## Given problem
Output the material below unchanged, apart from leaving out the pictures.

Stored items
□ □ □ □

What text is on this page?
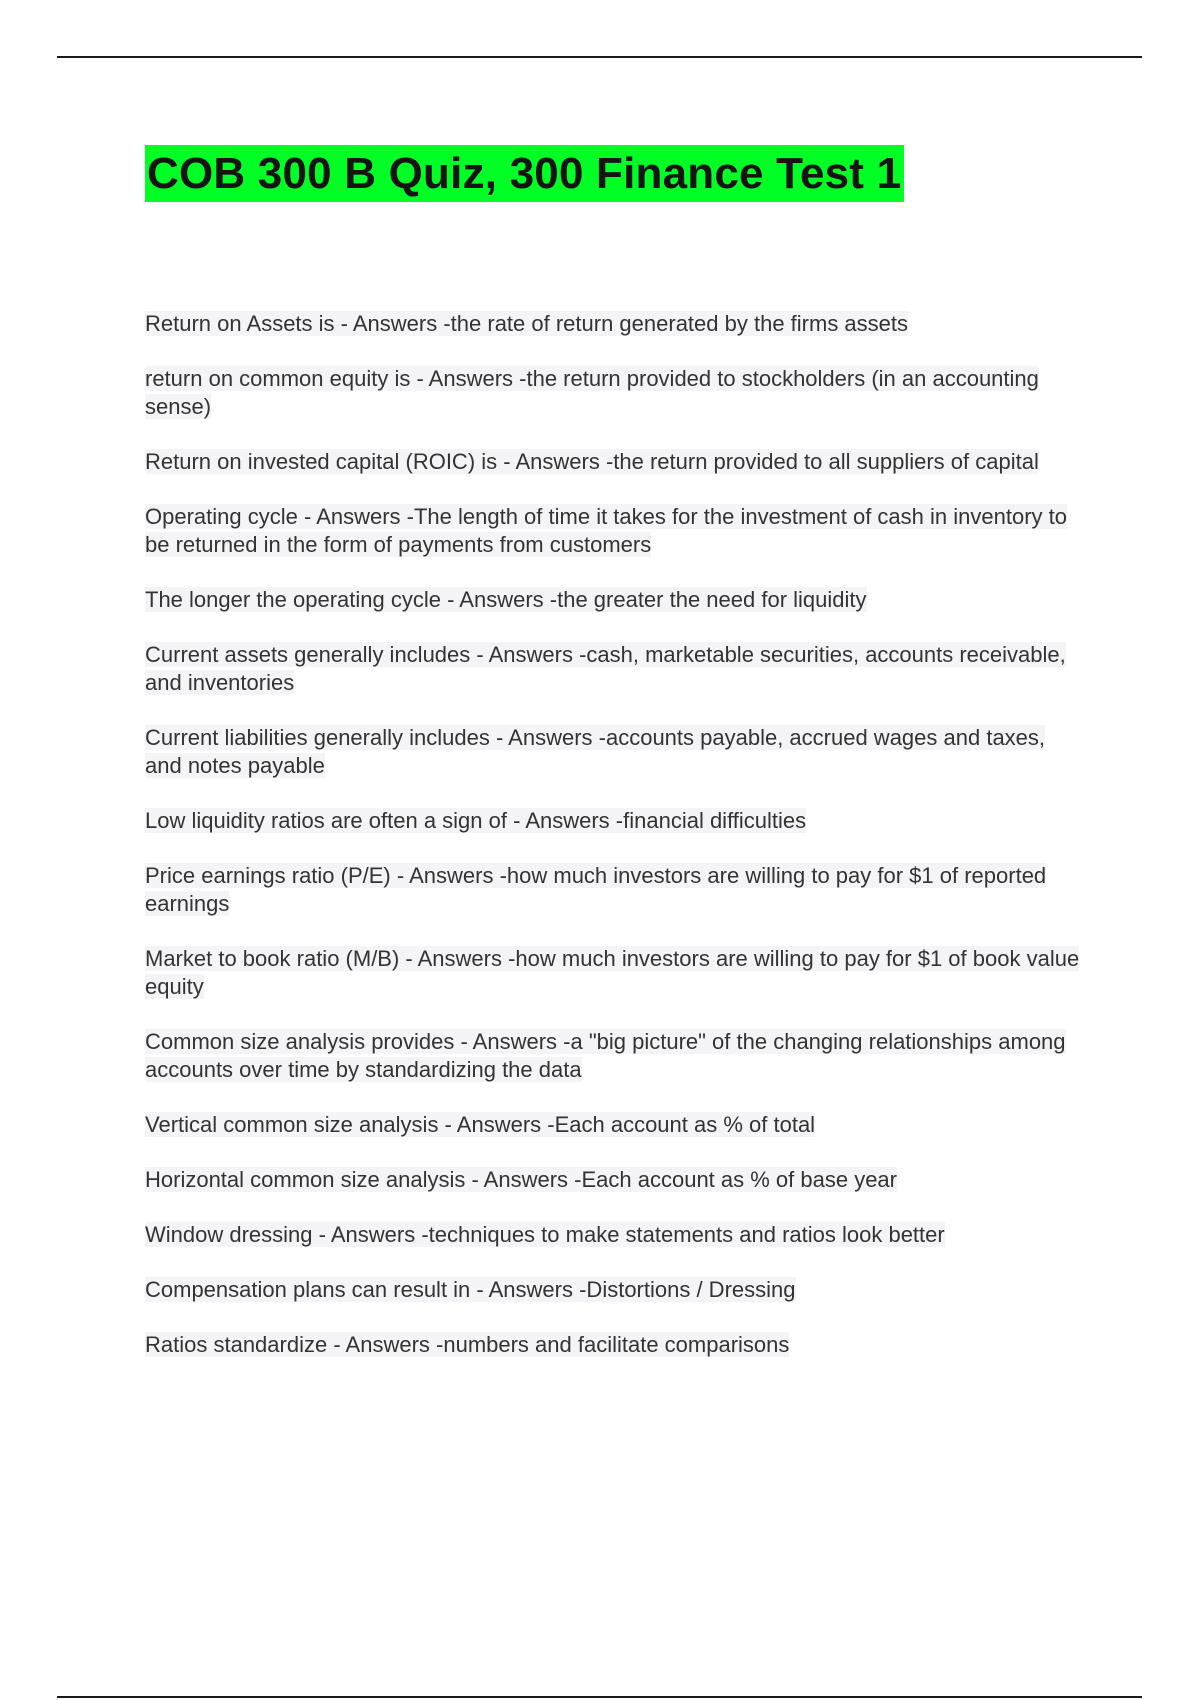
COB 300 B Quiz, 300 Finance Test 1
Return on Assets is - Answers -the rate of return generated by the firms assets
return on common equity is - Answers -the return provided to stockholders (in an accounting sense)
Return on invested capital (ROIC) is - Answers -the return provided to all suppliers of capital
Operating cycle - Answers -The length of time it takes for the investment of cash in inventory to be returned in the form of payments from customers
The longer the operating cycle - Answers -the greater the need for liquidity
Current assets generally includes - Answers -cash, marketable securities, accounts receivable, and inventories
Current liabilities generally includes - Answers -accounts payable, accrued wages and taxes, and notes payable
Low liquidity ratios are often a sign of - Answers -financial difficulties
Price earnings ratio (P/E) - Answers -how much investors are willing to pay for $1 of reported earnings
Market to book ratio (M/B) - Answers -how much investors are willing to pay for $1 of book value equity
Common size analysis provides - Answers -a "big picture" of the changing relationships among accounts over time by standardizing the data
Vertical common size analysis - Answers -Each account as % of total
Horizontal common size analysis - Answers -Each account as % of base year
Window dressing - Answers -techniques to make statements and ratios look better
Compensation plans can result in - Answers -Distortions / Dressing
Ratios standardize - Answers -numbers and facilitate comparisons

□ □ □ □

## Task answer
What text is on this page?
COB 300 B Quiz, 300 Finance Test 1
Return on Assets is - Answers -the rate of return generated by the firms assets
return on common equity is - Answers -the return provided to stockholders (in an accounting sense)
Return on invested capital (ROIC) is - Answers -the return provided to all suppliers of capital
Operating cycle - Answers -The length of time it takes for the investment of cash in inventory to be returned in the form of payments from customers
The longer the operating cycle - Answers -the greater the need for liquidity
Current assets generally includes - Answers -cash, marketable securities, accounts receivable, and inventories
Current liabilities generally includes - Answers -accounts payable, accrued wages and taxes, and notes payable
Low liquidity ratios are often a sign of - Answers -financial difficulties
Price earnings ratio (P/E) - Answers -how much investors are willing to pay for $1 of reported earnings
Market to book ratio (M/B) - Answers -how much investors are willing to pay for $1 of book value equity
Common size analysis provides - Answers -a "big picture" of the changing relationships among accounts over time by standardizing the data
Vertical common size analysis - Answers -Each account as % of total
Horizontal common size analysis - Answers -Each account as % of base year
Window dressing - Answers -techniques to make statements and ratios look better
Compensation plans can result in - Answers -Distortions / Dressing
Ratios standardize - Answers -numbers and facilitate comparisons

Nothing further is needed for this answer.